Start

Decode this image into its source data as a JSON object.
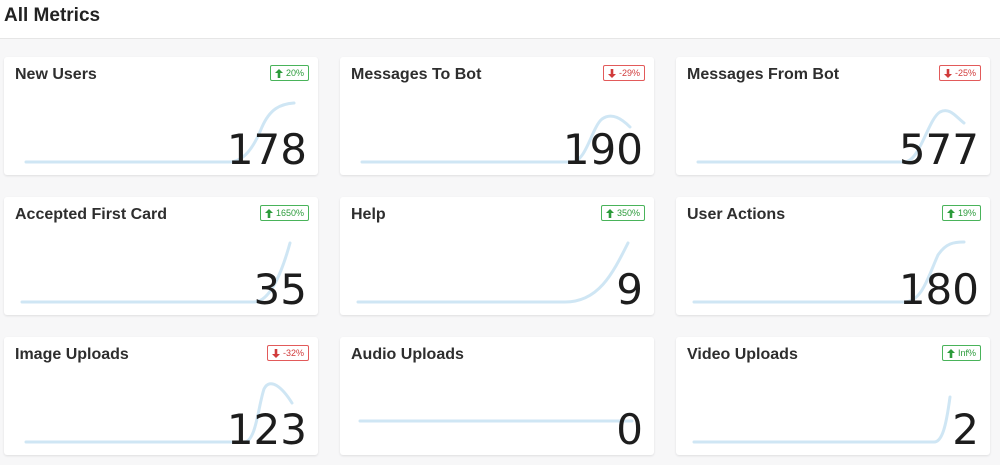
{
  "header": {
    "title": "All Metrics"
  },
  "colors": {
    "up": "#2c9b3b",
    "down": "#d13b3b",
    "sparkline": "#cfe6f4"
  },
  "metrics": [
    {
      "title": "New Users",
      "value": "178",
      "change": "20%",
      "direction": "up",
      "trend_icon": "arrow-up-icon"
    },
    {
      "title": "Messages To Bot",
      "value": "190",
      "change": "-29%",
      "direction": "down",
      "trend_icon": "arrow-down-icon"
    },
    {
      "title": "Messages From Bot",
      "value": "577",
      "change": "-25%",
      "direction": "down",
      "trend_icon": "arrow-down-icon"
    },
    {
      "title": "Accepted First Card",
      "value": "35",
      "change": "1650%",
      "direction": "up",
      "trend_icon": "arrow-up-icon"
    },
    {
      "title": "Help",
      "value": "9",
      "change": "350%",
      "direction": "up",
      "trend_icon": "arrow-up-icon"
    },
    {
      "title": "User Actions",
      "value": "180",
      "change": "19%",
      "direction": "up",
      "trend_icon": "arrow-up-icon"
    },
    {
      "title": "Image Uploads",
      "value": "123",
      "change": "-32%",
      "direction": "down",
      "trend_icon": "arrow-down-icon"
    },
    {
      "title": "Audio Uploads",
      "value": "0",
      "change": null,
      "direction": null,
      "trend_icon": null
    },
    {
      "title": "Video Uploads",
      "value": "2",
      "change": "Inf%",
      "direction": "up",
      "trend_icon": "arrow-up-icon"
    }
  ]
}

End
Start

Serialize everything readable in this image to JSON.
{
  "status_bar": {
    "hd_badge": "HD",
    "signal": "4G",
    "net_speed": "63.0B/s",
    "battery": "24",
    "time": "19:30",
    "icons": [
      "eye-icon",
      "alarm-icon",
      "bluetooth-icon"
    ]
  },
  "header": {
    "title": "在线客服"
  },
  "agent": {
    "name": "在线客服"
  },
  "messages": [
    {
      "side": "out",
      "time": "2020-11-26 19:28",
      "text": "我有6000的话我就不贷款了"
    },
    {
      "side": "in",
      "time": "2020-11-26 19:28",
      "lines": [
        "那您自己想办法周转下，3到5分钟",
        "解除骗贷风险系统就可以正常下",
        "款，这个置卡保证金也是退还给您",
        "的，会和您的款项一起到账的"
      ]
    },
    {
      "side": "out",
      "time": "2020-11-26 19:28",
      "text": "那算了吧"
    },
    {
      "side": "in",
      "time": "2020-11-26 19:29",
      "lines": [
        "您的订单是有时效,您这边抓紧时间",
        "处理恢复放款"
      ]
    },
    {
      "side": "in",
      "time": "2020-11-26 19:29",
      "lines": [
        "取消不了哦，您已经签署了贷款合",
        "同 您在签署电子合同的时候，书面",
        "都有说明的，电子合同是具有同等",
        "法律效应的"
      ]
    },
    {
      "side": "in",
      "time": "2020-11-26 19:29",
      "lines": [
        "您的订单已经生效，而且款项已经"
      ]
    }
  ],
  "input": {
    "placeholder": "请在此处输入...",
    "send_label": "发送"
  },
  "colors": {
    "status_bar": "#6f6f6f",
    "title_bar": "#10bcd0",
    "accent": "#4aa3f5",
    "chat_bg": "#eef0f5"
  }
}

End

> Short problem
Return only the number of lines in the preceding records that contain the string "Uploads".

> Result
3